Document extract:
Back from Comic-Con
I had a wonderful if too-brief time at Comic-Con. I flew out of Milwaukee early on the morning of July 23 and arrived too early to check into my room at the Horton Grand or to get my badge for the show. I wandered around a bit, caught some lunch, then got into the room.
I worked for a couple hours on my laptop and then headed over to the show. I ran into Aaron Allston and Jeff Carlisle on the way in and chatted for a bit, along with Andrew Bates for a whle. Then we went our separate ways as we surfed the wave into the insanity of the show.
Inside, I stopped by the Boom! Studios booth to meet my editor Ian Brill in person. He’s as gracious in person as he is over e-mail, and we hit it off well. I also picked up a copy of the Josh Medors benefit comic (available both in cheaper and more expensive versions) from managing editor Matt Gagnon.
I also stopped by the IDW booth to say to many friends, including Ted Adams, Justin Eisinger, and Clifford Meth. I also ran into Jeff Mariotte and Maryelizabeth Hart and their son David, who I sadly never saw again during the show.
I marched around the floor and saw as much of it as I could in three hours. I had a possible business meeting that might sweep me up to LA the next morning, and I knew this might be my only chance to see any of the show, so I made as much of it as I could.

Challenge A:
Reproduce the passage of the Comic-Con post that begins at the words "Inside, I stopped" and stops after "during the show.", substituting "Dark Horse" for "IDW" wherever it occurs.
Challenge B:
Translate this sentence from the Comic-Con post into Spanish: "I marched around the floor and saw as much of it as I could in three hours."
Work from the text alone.

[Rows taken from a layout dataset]
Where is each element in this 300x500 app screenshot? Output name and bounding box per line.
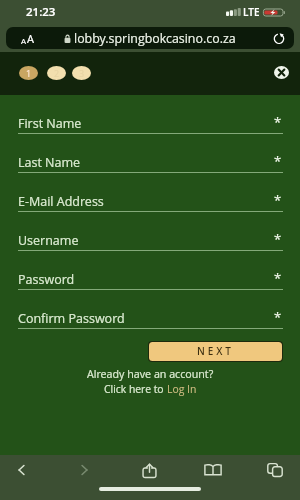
staticText: A bbox=[27, 31, 34, 46]
staticText: 2 bbox=[54, 67, 60, 79]
staticText: Click here to bbox=[104, 382, 167, 396]
button[interactable]: Password bbox=[18, 264, 283, 303]
staticText: 1 bbox=[26, 67, 32, 79]
button[interactable]: Reload bbox=[270, 29, 288, 47]
button[interactable]: Username bbox=[18, 225, 283, 264]
staticText: E-Mail Address bbox=[18, 193, 104, 210]
staticText: Confirm Password bbox=[18, 310, 125, 327]
staticText: A bbox=[21, 35, 27, 46]
staticText: * bbox=[274, 191, 282, 209]
button[interactable]: Share bbox=[132, 455, 166, 485]
button[interactable]: 2 bbox=[47, 66, 66, 80]
staticText: * bbox=[274, 269, 282, 287]
staticText: Log In bbox=[167, 382, 197, 396]
button[interactable]: E-Mail Address bbox=[18, 186, 283, 225]
button[interactable]: Back bbox=[4, 455, 38, 485]
button[interactable]: Close bbox=[274, 66, 289, 79]
button[interactable]: Tabs bbox=[258, 455, 292, 485]
button[interactable]: Text size bbox=[14, 28, 40, 48]
button[interactable]: Click here to bbox=[104, 382, 197, 396]
staticText: * bbox=[274, 308, 282, 326]
button[interactable]: NEXT bbox=[149, 342, 282, 361]
button[interactable]: Forward bbox=[67, 455, 101, 485]
staticText: lobby.springbokcasino.co.za bbox=[74, 30, 236, 47]
staticText: Password bbox=[18, 271, 75, 288]
button[interactable]: lobby.springbokcasino.co.za bbox=[6, 27, 294, 49]
staticText: First Name bbox=[18, 115, 82, 132]
staticText: * bbox=[274, 230, 282, 248]
staticText: Already have an account? bbox=[87, 367, 214, 382]
staticText: 21:23 bbox=[26, 4, 56, 20]
button[interactable]: 1 bbox=[19, 66, 38, 80]
button[interactable]: 3 bbox=[72, 66, 91, 80]
staticText: Username bbox=[18, 232, 79, 249]
button[interactable]: Confirm Password bbox=[18, 303, 283, 342]
staticText: 3 bbox=[79, 67, 85, 79]
button[interactable]: First Name bbox=[18, 108, 283, 147]
staticText: Last Name bbox=[18, 154, 81, 171]
staticText: * bbox=[274, 152, 282, 170]
button[interactable]: Bookmarks bbox=[196, 455, 230, 485]
staticText: NEXT bbox=[197, 344, 234, 358]
staticText: LTE bbox=[243, 5, 260, 19]
staticText: * bbox=[274, 113, 282, 131]
button[interactable]: Last Name bbox=[18, 147, 283, 186]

Complete response A:
Inside, I stopped by the Boom! Studios booth to meet my editor Ian Brill in person. He’s as gracious in person as he is over e-mail, and we hit it off well. I also picked up a copy of the Josh Medors benefit comic (available both in cheaper and more expensive versions) from managing editor Matt Gagnon.
I also stopped by the Dark Horse booth to say to many friends, including Ted Adams, Justin Eisinger, and Clifford Meth. I also ran into Jeff Mariotte and Maryelizabeth Hart and their son David, who I sadly never saw again during the show.

Complete response B:
Recorrí la sala de exhibición y vi todo lo que pude en tres horas.